*** Source data

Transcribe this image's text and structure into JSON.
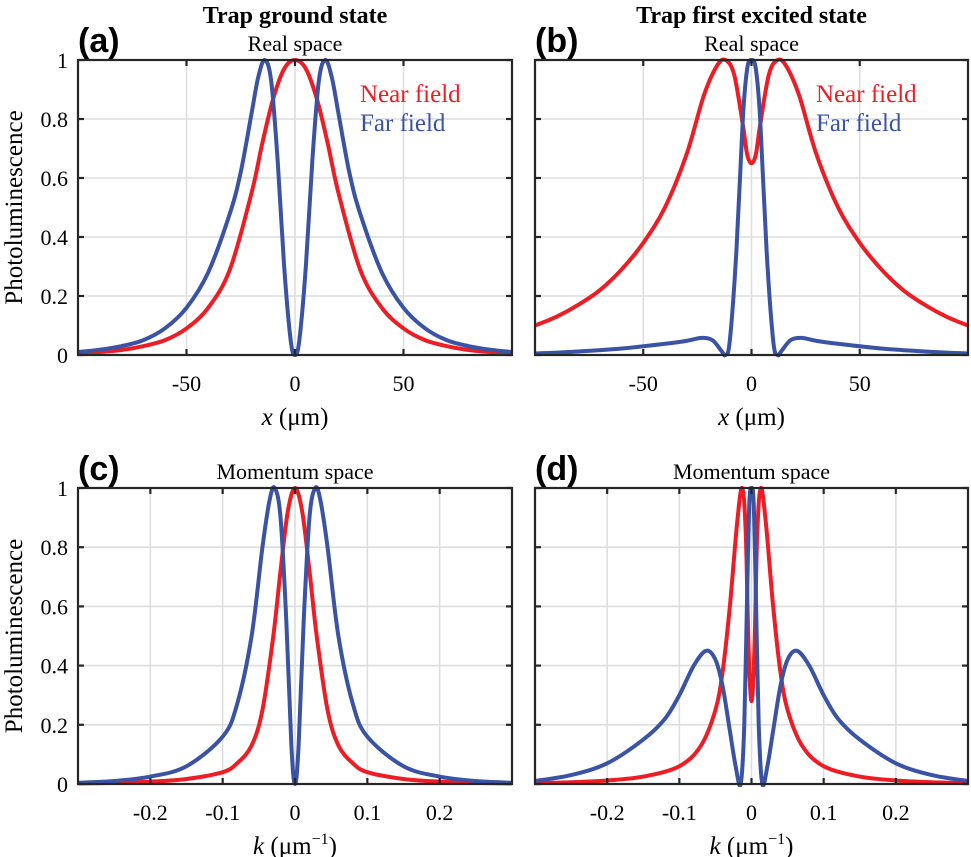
{
  "colors": {
    "near_field": "#ee1c24",
    "far_field": "#3a53a4"
  },
  "chart_data": [
    {
      "id": "a",
      "type": "line",
      "panel_label": "(a)",
      "title": "Trap ground state",
      "subtitle": "Real space",
      "xlabel_var": "x",
      "xlabel_unit": "(μm)",
      "xlabel_sup": "",
      "ylabel": "Photoluminescence",
      "xlim": [
        -100,
        100
      ],
      "ylim": [
        0,
        1
      ],
      "xticks": [
        -50,
        0,
        50
      ],
      "xtick_labels": [
        "-50",
        "0",
        "50"
      ],
      "yticks": [
        0,
        0.2,
        0.4,
        0.6,
        0.8,
        1
      ],
      "ytick_labels": [
        "0",
        "0.2",
        "0.4",
        "0.6",
        "0.8",
        "1"
      ],
      "grid": true,
      "legend": {
        "placement": "top-right",
        "entries": [
          "Near field",
          "Far field"
        ]
      },
      "series": [
        {
          "name": "Near field",
          "color_key": "near_field",
          "x": [
            -100,
            -90,
            -80,
            -70,
            -60,
            -50,
            -40,
            -30,
            -20,
            -15,
            -10,
            -5,
            0,
            5,
            10,
            15,
            20,
            30,
            40,
            50,
            60,
            70,
            80,
            90,
            100
          ],
          "y": [
            0.005,
            0.01,
            0.017,
            0.03,
            0.05,
            0.09,
            0.16,
            0.29,
            0.55,
            0.72,
            0.87,
            0.97,
            1.0,
            0.97,
            0.87,
            0.72,
            0.55,
            0.29,
            0.16,
            0.09,
            0.05,
            0.03,
            0.017,
            0.01,
            0.005
          ]
        },
        {
          "name": "Far field",
          "color_key": "far_field",
          "x": [
            -100,
            -90,
            -80,
            -70,
            -60,
            -50,
            -40,
            -30,
            -25,
            -20,
            -17,
            -14,
            -11,
            -8,
            -5,
            -2,
            0,
            2,
            5,
            8,
            11,
            14,
            17,
            20,
            25,
            30,
            40,
            50,
            60,
            70,
            80,
            90,
            100
          ],
          "y": [
            0.01,
            0.018,
            0.03,
            0.05,
            0.09,
            0.16,
            0.28,
            0.48,
            0.62,
            0.82,
            0.94,
            1.0,
            0.93,
            0.66,
            0.3,
            0.05,
            0.0,
            0.05,
            0.3,
            0.66,
            0.93,
            1.0,
            0.94,
            0.82,
            0.62,
            0.48,
            0.28,
            0.16,
            0.09,
            0.05,
            0.03,
            0.018,
            0.01
          ]
        }
      ]
    },
    {
      "id": "b",
      "type": "line",
      "panel_label": "(b)",
      "title": "Trap first excited state",
      "subtitle": "Real space",
      "xlabel_var": "x",
      "xlabel_unit": "(μm)",
      "xlabel_sup": "",
      "ylabel": "",
      "xlim": [
        -100,
        100
      ],
      "ylim": [
        0,
        1
      ],
      "xticks": [
        -50,
        0,
        50
      ],
      "xtick_labels": [
        "-50",
        "0",
        "50"
      ],
      "yticks": [
        0,
        0.2,
        0.4,
        0.6,
        0.8,
        1
      ],
      "ytick_labels": [],
      "grid": true,
      "legend": {
        "placement": "top-right",
        "entries": [
          "Near field",
          "Far field"
        ]
      },
      "series": [
        {
          "name": "Near field",
          "color_key": "near_field",
          "x": [
            -100,
            -90,
            -80,
            -70,
            -60,
            -50,
            -40,
            -30,
            -22,
            -16,
            -12,
            -8,
            -4,
            -2,
            0,
            2,
            4,
            8,
            12,
            16,
            22,
            30,
            40,
            50,
            60,
            70,
            80,
            90,
            100
          ],
          "y": [
            0.1,
            0.13,
            0.17,
            0.22,
            0.29,
            0.38,
            0.5,
            0.68,
            0.88,
            0.98,
            1.0,
            0.95,
            0.78,
            0.68,
            0.65,
            0.68,
            0.78,
            0.95,
            1.0,
            0.98,
            0.88,
            0.68,
            0.5,
            0.38,
            0.29,
            0.22,
            0.17,
            0.13,
            0.1
          ]
        },
        {
          "name": "Far field",
          "color_key": "far_field",
          "x": [
            -100,
            -80,
            -60,
            -40,
            -30,
            -23,
            -18,
            -14,
            -12,
            -10,
            -7,
            -4,
            -2,
            0,
            2,
            4,
            7,
            10,
            12,
            14,
            18,
            23,
            30,
            40,
            60,
            80,
            100
          ],
          "y": [
            0.005,
            0.012,
            0.022,
            0.038,
            0.048,
            0.058,
            0.05,
            0.015,
            0.0,
            0.05,
            0.35,
            0.8,
            0.97,
            1.0,
            0.97,
            0.8,
            0.35,
            0.05,
            0.0,
            0.015,
            0.05,
            0.058,
            0.048,
            0.038,
            0.022,
            0.012,
            0.005
          ]
        }
      ]
    },
    {
      "id": "c",
      "type": "line",
      "panel_label": "(c)",
      "title": "",
      "subtitle": "Momentum space",
      "xlabel_var": "k",
      "xlabel_unit": "(μm",
      "xlabel_sup": "−1",
      "ylabel": "Photoluminescence",
      "xlim": [
        -0.3,
        0.3
      ],
      "ylim": [
        0,
        1
      ],
      "xticks": [
        -0.2,
        -0.1,
        0,
        0.1,
        0.2
      ],
      "xtick_labels": [
        "-0.2",
        "-0.1",
        "0",
        "0.1",
        "0.2"
      ],
      "yticks": [
        0,
        0.2,
        0.4,
        0.6,
        0.8,
        1
      ],
      "ytick_labels": [
        "0",
        "0.2",
        "0.4",
        "0.6",
        "0.8",
        "1"
      ],
      "grid": true,
      "legend": null,
      "series": [
        {
          "name": "Near field",
          "color_key": "near_field",
          "x": [
            -0.3,
            -0.25,
            -0.2,
            -0.15,
            -0.1,
            -0.08,
            -0.06,
            -0.045,
            -0.03,
            -0.02,
            -0.01,
            0,
            0.01,
            0.02,
            0.03,
            0.045,
            0.06,
            0.08,
            0.1,
            0.15,
            0.2,
            0.25,
            0.3
          ],
          "y": [
            0.002,
            0.004,
            0.008,
            0.017,
            0.04,
            0.07,
            0.13,
            0.25,
            0.5,
            0.72,
            0.92,
            1.0,
            0.92,
            0.72,
            0.5,
            0.25,
            0.13,
            0.07,
            0.04,
            0.017,
            0.008,
            0.004,
            0.002
          ]
        },
        {
          "name": "Far field",
          "color_key": "far_field",
          "x": [
            -0.3,
            -0.25,
            -0.2,
            -0.15,
            -0.1,
            -0.08,
            -0.06,
            -0.045,
            -0.035,
            -0.028,
            -0.02,
            -0.012,
            -0.005,
            0,
            0.005,
            0.012,
            0.02,
            0.028,
            0.035,
            0.045,
            0.06,
            0.08,
            0.1,
            0.15,
            0.2,
            0.25,
            0.3
          ],
          "y": [
            0.004,
            0.01,
            0.025,
            0.06,
            0.16,
            0.27,
            0.5,
            0.8,
            0.96,
            1.0,
            0.9,
            0.55,
            0.13,
            0.0,
            0.13,
            0.55,
            0.9,
            1.0,
            0.96,
            0.8,
            0.5,
            0.27,
            0.16,
            0.06,
            0.025,
            0.01,
            0.004
          ]
        }
      ]
    },
    {
      "id": "d",
      "type": "line",
      "panel_label": "(d)",
      "title": "",
      "subtitle": "Momentum space",
      "xlabel_var": "k",
      "xlabel_unit": "(μm",
      "xlabel_sup": "−1",
      "ylabel": "",
      "xlim": [
        -0.3,
        0.3
      ],
      "ylim": [
        0,
        1
      ],
      "xticks": [
        -0.2,
        -0.1,
        0,
        0.1,
        0.2
      ],
      "xtick_labels": [
        "-0.2",
        "-0.1",
        "0",
        "0.1",
        "0.2"
      ],
      "yticks": [
        0,
        0.2,
        0.4,
        0.6,
        0.8,
        1
      ],
      "ytick_labels": [],
      "grid": true,
      "legend": null,
      "series": [
        {
          "name": "Near field",
          "color_key": "near_field",
          "x": [
            -0.3,
            -0.25,
            -0.2,
            -0.15,
            -0.1,
            -0.07,
            -0.05,
            -0.04,
            -0.03,
            -0.02,
            -0.013,
            -0.008,
            -0.004,
            0,
            0.004,
            0.008,
            0.013,
            0.02,
            0.03,
            0.04,
            0.05,
            0.07,
            0.1,
            0.15,
            0.2,
            0.25,
            0.3
          ],
          "y": [
            0.003,
            0.006,
            0.012,
            0.025,
            0.06,
            0.13,
            0.25,
            0.38,
            0.6,
            0.88,
            1.0,
            0.85,
            0.45,
            0.28,
            0.45,
            0.85,
            1.0,
            0.88,
            0.6,
            0.38,
            0.25,
            0.13,
            0.06,
            0.025,
            0.012,
            0.006,
            0.003
          ]
        },
        {
          "name": "Far field",
          "color_key": "far_field",
          "x": [
            -0.3,
            -0.25,
            -0.2,
            -0.15,
            -0.12,
            -0.1,
            -0.08,
            -0.063,
            -0.05,
            -0.04,
            -0.03,
            -0.022,
            -0.015,
            -0.01,
            -0.006,
            -0.003,
            0,
            0.003,
            0.006,
            0.01,
            0.015,
            0.022,
            0.03,
            0.04,
            0.05,
            0.063,
            0.08,
            0.1,
            0.12,
            0.15,
            0.2,
            0.25,
            0.3
          ],
          "y": [
            0.01,
            0.03,
            0.07,
            0.15,
            0.22,
            0.3,
            0.4,
            0.45,
            0.42,
            0.33,
            0.18,
            0.06,
            0.0,
            0.2,
            0.65,
            0.95,
            1.0,
            0.95,
            0.65,
            0.2,
            0.0,
            0.06,
            0.18,
            0.33,
            0.42,
            0.45,
            0.4,
            0.3,
            0.22,
            0.15,
            0.07,
            0.03,
            0.01
          ]
        }
      ]
    }
  ]
}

******

• _What is needed_
List the lines of the records where "Trap" occurs.

• _Response to the exercise_
      "title": "Trap ground state",
      "title": "Trap first excited state",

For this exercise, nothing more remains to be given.